§ **Instructions for the task**:
Pick out every line with the word "Only" and copy it.
*-*-*
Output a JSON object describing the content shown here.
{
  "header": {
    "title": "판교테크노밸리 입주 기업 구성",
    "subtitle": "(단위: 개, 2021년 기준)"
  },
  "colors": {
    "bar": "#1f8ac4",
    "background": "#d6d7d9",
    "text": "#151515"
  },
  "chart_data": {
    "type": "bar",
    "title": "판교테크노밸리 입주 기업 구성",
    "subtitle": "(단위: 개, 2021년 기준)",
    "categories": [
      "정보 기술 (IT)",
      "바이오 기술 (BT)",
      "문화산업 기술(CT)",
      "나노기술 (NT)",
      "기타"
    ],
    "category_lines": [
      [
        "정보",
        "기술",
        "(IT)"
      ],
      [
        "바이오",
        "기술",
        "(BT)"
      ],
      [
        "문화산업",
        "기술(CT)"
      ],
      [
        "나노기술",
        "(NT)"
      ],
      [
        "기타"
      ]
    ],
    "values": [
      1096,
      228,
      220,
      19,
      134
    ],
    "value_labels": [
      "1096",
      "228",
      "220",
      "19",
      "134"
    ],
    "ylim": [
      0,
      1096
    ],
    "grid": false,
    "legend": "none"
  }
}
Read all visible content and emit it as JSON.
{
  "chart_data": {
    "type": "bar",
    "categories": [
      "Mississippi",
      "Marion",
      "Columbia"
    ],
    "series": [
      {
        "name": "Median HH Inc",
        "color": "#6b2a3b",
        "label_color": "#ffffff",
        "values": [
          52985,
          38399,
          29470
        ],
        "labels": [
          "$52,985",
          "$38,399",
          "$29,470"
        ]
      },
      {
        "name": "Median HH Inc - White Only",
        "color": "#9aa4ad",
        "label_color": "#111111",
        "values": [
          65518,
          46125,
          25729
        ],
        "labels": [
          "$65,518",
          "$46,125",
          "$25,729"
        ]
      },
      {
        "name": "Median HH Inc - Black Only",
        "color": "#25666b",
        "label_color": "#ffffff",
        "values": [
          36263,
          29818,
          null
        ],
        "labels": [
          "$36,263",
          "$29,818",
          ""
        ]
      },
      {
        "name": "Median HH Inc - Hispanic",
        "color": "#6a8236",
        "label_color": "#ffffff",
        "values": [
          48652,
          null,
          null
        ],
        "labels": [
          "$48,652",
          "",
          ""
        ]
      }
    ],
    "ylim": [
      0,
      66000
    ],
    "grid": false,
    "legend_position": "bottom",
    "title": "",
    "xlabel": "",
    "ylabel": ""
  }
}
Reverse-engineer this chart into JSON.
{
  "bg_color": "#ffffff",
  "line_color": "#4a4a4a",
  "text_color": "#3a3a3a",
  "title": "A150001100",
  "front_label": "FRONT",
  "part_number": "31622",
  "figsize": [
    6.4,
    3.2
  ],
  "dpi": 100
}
*-*-*
§ **Result**:
        "name": "Median HH Inc - White Only",
        "name": "Median HH Inc - Black Only",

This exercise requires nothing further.